Below are some records; give them all again exactly, but not the pictures.

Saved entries
★ ★ ★ ★ ★ ★ ★

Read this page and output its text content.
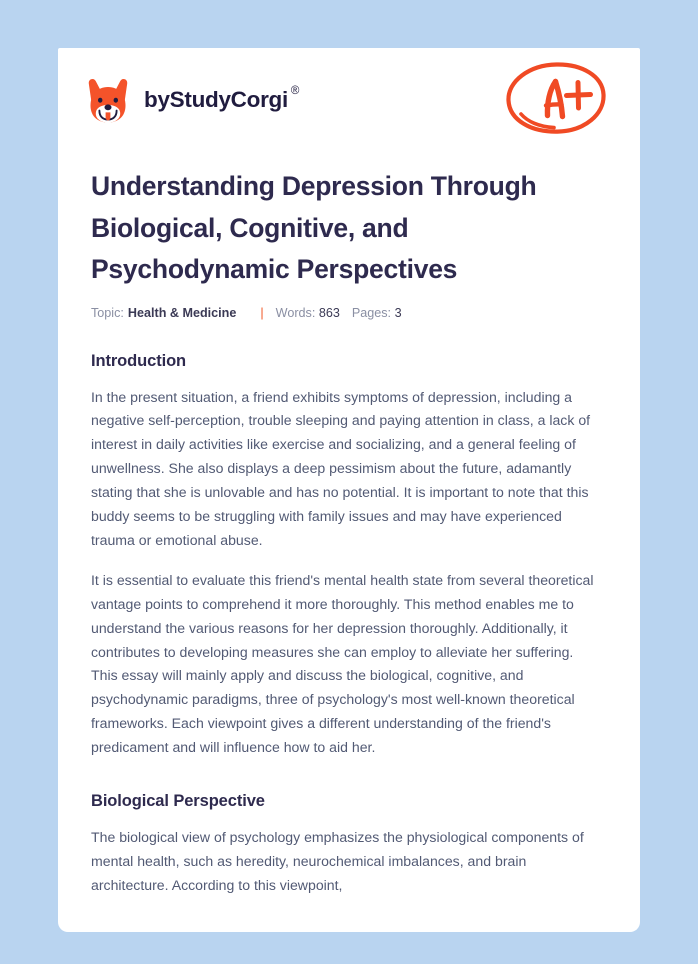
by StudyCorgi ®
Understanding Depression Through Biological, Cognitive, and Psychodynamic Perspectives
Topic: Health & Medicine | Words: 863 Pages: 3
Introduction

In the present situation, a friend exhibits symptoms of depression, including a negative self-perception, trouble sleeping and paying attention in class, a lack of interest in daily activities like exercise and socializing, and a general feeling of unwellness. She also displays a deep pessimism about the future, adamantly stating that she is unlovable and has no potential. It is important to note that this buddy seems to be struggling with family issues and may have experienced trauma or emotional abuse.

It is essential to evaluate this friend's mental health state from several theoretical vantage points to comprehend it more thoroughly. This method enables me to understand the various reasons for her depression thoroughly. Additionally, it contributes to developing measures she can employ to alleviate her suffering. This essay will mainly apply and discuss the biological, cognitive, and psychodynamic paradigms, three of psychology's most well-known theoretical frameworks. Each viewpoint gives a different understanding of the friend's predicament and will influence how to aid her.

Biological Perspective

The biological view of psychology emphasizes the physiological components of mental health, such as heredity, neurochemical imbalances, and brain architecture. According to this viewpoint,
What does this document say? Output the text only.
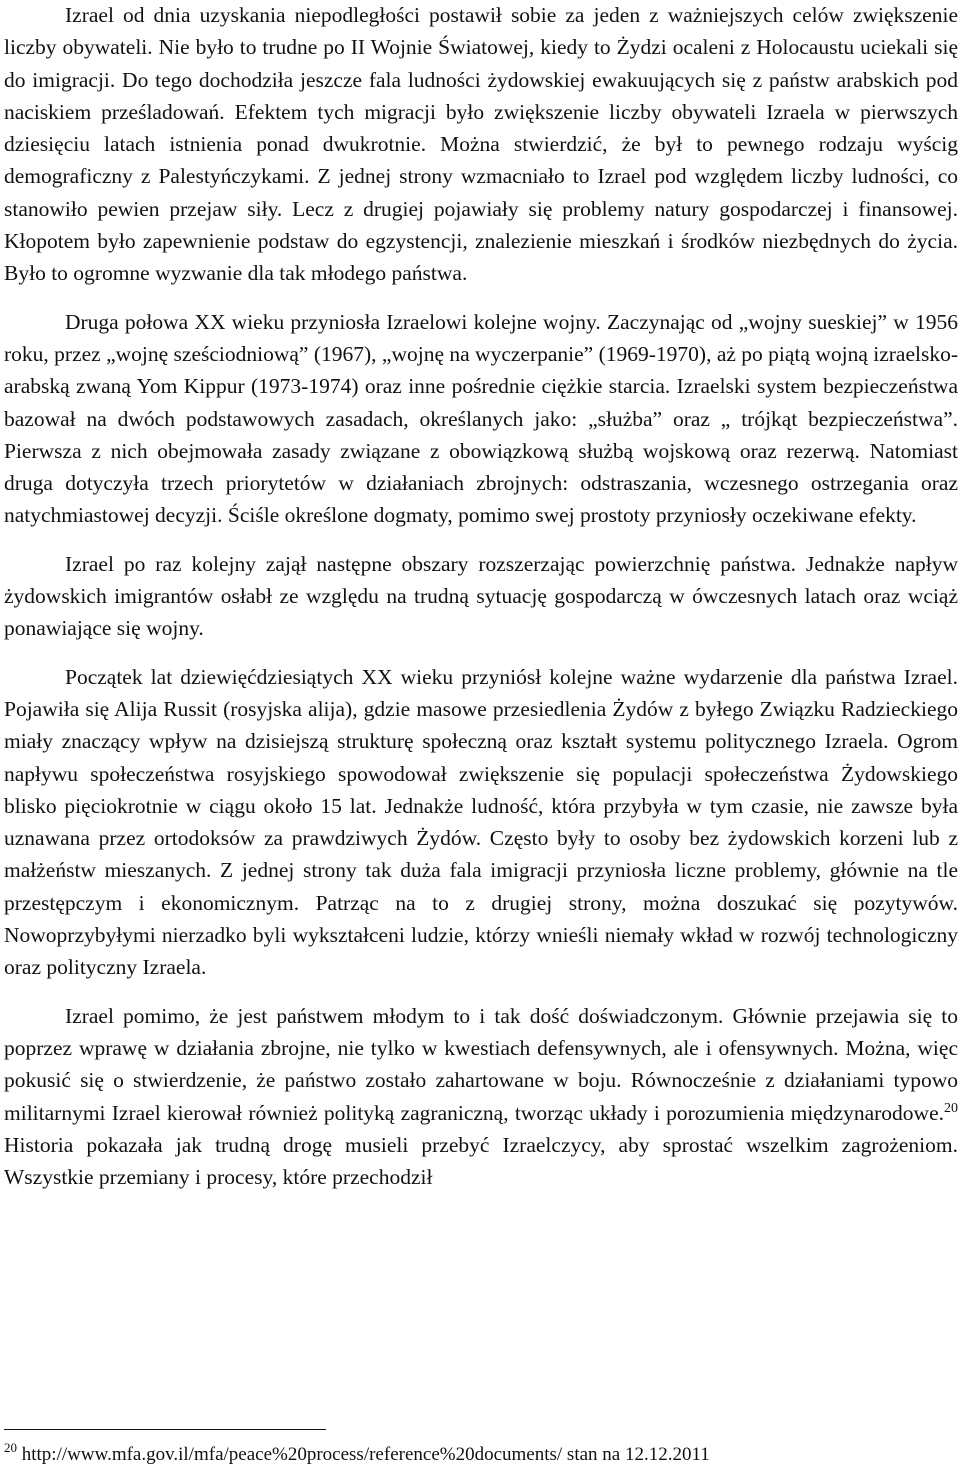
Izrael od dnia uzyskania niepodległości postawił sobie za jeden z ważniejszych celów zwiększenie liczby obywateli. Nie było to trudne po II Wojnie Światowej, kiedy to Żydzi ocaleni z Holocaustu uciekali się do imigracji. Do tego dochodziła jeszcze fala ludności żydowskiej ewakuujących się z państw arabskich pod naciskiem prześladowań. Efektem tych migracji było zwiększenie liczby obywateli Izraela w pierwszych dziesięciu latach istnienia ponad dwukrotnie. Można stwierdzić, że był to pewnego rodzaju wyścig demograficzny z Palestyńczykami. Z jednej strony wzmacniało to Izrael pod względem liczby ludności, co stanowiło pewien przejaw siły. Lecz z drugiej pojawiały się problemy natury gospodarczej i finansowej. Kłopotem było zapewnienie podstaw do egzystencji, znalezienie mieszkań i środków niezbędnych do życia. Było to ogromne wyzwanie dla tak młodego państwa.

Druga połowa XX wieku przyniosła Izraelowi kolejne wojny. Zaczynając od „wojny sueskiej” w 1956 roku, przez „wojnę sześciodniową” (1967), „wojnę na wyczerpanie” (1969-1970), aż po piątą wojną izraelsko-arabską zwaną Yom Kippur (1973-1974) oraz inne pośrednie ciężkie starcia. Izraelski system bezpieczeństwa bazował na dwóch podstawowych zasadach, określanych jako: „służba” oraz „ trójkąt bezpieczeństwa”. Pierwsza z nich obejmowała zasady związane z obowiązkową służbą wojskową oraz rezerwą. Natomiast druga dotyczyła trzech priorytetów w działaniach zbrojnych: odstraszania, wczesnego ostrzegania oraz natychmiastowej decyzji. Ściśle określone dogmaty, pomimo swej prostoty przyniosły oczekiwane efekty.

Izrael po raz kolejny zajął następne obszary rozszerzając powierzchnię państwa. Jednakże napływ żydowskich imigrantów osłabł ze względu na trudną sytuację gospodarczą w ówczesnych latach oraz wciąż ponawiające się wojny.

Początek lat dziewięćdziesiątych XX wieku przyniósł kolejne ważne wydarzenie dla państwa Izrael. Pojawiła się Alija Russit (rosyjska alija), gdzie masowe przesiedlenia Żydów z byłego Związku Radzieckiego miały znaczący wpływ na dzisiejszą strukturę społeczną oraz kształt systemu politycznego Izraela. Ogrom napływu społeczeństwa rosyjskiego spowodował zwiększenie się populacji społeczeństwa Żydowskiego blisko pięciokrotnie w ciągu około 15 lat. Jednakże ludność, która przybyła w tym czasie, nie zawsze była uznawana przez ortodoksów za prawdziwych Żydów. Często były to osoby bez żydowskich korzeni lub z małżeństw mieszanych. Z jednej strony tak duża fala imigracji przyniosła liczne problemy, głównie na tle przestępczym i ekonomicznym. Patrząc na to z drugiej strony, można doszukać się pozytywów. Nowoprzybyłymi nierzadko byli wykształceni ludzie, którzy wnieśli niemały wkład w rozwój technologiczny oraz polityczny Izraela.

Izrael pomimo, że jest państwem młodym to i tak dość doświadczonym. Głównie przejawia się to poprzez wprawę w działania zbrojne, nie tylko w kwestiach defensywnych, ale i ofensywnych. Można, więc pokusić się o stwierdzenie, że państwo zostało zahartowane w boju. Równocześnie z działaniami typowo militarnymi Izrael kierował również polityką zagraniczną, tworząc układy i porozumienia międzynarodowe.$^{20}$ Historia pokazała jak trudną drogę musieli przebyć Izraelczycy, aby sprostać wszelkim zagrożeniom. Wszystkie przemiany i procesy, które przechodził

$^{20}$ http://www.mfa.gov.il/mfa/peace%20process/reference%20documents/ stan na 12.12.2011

★ ★ ★ ★ ★ ★ ★

* [EXERCISE RESULT]:
Read this page and output its text content.
by StudyCorgi ®
Understanding Depression Through Biological, Cognitive, and Psychodynamic Perspectives
Topic: Health & Medicine | Words: 863 Pages: 3
Introduction

In the present situation, a friend exhibits symptoms of depression, including a negative self-perception, trouble sleeping and paying attention in class, a lack of interest in daily activities like exercise and socializing, and a general feeling of unwellness. She also displays a deep pessimism about the future, adamantly stating that she is unlovable and has no potential. It is important to note that this buddy seems to be struggling with family issues and may have experienced trauma or emotional abuse.

It is essential to evaluate this friend's mental health state from several theoretical vantage points to comprehend it more thoroughly. This method enables me to understand the various reasons for her depression thoroughly. Additionally, it contributes to developing measures she can employ to alleviate her suffering. This essay will mainly apply and discuss the biological, cognitive, and psychodynamic paradigms, three of psychology's most well-known theoretical frameworks. Each viewpoint gives a different understanding of the friend's predicament and will influence how to aid her.

Biological Perspective

The biological view of psychology emphasizes the physiological components of mental health, such as heredity, neurochemical imbalances, and brain architecture. According to this viewpoint,
What does this document say? Output the text only.
Izrael od dnia uzyskania niepodległości postawił sobie za jeden z ważniejszych celów zwiększenie liczby obywateli. Nie było to trudne po II Wojnie Światowej, kiedy to Żydzi ocaleni z Holocaustu uciekali się do imigracji. Do tego dochodziła jeszcze fala ludności żydowskiej ewakuujących się z państw arabskich pod naciskiem prześladowań. Efektem tych migracji było zwiększenie liczby obywateli Izraela w pierwszych dziesięciu latach istnienia ponad dwukrotnie. Można stwierdzić, że był to pewnego rodzaju wyścig demograficzny z Palestyńczykami. Z jednej strony wzmacniało to Izrael pod względem liczby ludności, co stanowiło pewien przejaw siły. Lecz z drugiej pojawiały się problemy natury gospodarczej i finansowej. Kłopotem było zapewnienie podstaw do egzystencji, znalezienie mieszkań i środków niezbędnych do życia. Było to ogromne wyzwanie dla tak młodego państwa.

Druga połowa XX wieku przyniosła Izraelowi kolejne wojny. Zaczynając od „wojny sueskiej” w 1956 roku, przez „wojnę sześciodniową” (1967), „wojnę na wyczerpanie” (1969-1970), aż po piątą wojną izraelsko-arabską zwaną Yom Kippur (1973-1974) oraz inne pośrednie ciężkie starcia. Izraelski system bezpieczeństwa bazował na dwóch podstawowych zasadach, określanych jako: „służba” oraz „ trójkąt bezpieczeństwa”. Pierwsza z nich obejmowała zasady związane z obowiązkową służbą wojskową oraz rezerwą. Natomiast druga dotyczyła trzech priorytetów w działaniach zbrojnych: odstraszania, wczesnego ostrzegania oraz natychmiastowej decyzji. Ściśle określone dogmaty, pomimo swej prostoty przyniosły oczekiwane efekty.

Izrael po raz kolejny zajął następne obszary rozszerzając powierzchnię państwa. Jednakże napływ żydowskich imigrantów osłabł ze względu na trudną sytuację gospodarczą w ówczesnych latach oraz wciąż ponawiające się wojny.

Początek lat dziewięćdziesiątych XX wieku przyniósł kolejne ważne wydarzenie dla państwa Izrael. Pojawiła się Alija Russit (rosyjska alija), gdzie masowe przesiedlenia Żydów z byłego Związku Radzieckiego miały znaczący wpływ na dzisiejszą strukturę społeczną oraz kształt systemu politycznego Izraela. Ogrom napływu społeczeństwa rosyjskiego spowodował zwiększenie się populacji społeczeństwa Żydowskiego blisko pięciokrotnie w ciągu około 15 lat. Jednakże ludność, która przybyła w tym czasie, nie zawsze była uznawana przez ortodoksów za prawdziwych Żydów. Często były to osoby bez żydowskich korzeni lub z małżeństw mieszanych. Z jednej strony tak duża fala imigracji przyniosła liczne problemy, głównie na tle przestępczym i ekonomicznym. Patrząc na to z drugiej strony, można doszukać się pozytywów. Nowoprzybyłymi nierzadko byli wykształceni ludzie, którzy wnieśli niemały wkład w rozwój technologiczny oraz polityczny Izraela.

Izrael pomimo, że jest państwem młodym to i tak dość doświadczonym. Głównie przejawia się to poprzez wprawę w działania zbrojne, nie tylko w kwestiach defensywnych, ale i ofensywnych. Można, więc pokusić się o stwierdzenie, że państwo zostało zahartowane w boju. Równocześnie z działaniami typowo militarnymi Izrael kierował również polityką zagraniczną, tworząc układy i porozumienia międzynarodowe.$^{20}$ Historia pokazała jak trudną drogę musieli przebyć Izraelczycy, aby sprostać wszelkim zagrożeniom. Wszystkie przemiany i procesy, które przechodził

$^{20}$ http://www.mfa.gov.il/mfa/peace%20process/reference%20documents/ stan na 12.12.2011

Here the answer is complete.